■ **Prompt**
Which lines in the records below contain the word "hard"? Copy each one out.

(Stored entries)
------------------------------------------------------------------------

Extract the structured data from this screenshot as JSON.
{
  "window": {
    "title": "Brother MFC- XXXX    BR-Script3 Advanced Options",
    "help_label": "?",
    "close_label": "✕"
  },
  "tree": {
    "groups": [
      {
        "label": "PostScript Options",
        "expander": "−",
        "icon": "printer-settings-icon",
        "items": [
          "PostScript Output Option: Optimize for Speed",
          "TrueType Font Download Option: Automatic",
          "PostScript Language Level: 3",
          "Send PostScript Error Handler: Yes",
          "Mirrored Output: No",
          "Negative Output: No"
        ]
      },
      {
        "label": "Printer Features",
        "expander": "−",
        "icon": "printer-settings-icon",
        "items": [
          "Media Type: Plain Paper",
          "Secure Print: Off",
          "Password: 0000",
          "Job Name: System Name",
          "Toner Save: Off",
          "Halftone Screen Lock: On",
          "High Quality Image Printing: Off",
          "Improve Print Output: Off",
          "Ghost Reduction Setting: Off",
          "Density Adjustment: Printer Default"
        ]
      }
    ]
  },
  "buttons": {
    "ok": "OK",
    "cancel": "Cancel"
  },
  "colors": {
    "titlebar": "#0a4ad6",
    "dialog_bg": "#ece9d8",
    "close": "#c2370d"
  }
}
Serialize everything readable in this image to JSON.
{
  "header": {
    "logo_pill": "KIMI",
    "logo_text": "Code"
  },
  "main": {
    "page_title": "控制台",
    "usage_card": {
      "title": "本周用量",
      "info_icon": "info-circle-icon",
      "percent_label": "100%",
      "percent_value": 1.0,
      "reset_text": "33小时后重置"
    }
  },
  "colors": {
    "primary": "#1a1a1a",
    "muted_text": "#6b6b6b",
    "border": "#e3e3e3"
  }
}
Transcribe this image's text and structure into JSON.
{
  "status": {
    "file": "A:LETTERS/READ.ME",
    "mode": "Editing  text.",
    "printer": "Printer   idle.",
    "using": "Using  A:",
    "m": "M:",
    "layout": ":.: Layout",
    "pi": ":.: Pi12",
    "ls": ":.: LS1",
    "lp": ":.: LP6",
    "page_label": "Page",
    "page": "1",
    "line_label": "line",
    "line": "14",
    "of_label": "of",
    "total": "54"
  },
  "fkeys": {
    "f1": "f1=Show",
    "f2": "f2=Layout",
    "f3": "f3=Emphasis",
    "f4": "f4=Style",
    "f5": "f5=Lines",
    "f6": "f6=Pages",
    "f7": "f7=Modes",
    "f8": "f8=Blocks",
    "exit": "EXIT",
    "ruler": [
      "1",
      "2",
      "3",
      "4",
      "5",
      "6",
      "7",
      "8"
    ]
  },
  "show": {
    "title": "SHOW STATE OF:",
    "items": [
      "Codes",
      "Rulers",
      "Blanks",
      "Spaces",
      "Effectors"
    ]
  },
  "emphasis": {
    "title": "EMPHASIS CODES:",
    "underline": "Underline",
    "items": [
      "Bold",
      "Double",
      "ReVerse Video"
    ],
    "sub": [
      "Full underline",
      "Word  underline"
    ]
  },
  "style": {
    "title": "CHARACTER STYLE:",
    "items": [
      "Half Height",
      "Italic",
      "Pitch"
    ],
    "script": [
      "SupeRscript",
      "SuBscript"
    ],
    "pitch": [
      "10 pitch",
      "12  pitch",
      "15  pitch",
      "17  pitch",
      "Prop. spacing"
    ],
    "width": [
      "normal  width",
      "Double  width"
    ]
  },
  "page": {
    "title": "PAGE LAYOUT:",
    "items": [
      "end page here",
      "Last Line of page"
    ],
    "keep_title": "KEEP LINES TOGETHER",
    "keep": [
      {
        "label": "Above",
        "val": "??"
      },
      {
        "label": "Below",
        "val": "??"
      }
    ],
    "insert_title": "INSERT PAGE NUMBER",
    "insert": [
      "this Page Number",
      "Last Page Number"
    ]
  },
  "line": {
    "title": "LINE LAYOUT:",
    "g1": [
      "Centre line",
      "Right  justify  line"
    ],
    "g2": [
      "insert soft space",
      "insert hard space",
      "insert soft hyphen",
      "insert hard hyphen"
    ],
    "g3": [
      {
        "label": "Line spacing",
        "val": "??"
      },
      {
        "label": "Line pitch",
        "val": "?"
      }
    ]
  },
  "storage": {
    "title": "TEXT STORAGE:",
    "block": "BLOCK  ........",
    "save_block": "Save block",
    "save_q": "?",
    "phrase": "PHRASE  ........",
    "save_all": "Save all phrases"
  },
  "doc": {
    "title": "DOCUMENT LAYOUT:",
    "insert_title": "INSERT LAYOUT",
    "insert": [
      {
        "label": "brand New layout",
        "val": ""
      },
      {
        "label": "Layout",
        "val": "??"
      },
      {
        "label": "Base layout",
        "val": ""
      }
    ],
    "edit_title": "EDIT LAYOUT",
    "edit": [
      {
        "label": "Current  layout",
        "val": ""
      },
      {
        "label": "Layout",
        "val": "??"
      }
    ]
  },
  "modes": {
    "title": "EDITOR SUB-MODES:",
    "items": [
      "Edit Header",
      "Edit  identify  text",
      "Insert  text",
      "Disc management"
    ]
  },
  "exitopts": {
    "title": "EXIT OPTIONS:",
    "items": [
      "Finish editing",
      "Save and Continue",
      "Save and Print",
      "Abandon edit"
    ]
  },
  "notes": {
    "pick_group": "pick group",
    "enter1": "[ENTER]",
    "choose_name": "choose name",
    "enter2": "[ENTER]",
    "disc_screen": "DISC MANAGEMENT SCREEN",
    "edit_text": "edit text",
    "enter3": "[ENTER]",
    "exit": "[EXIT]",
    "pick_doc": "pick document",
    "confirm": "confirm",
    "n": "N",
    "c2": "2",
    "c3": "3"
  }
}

------------------------------------------------------------------------

■ **Solution to this task**
      "insert hard space",
      "insert hard hyphen"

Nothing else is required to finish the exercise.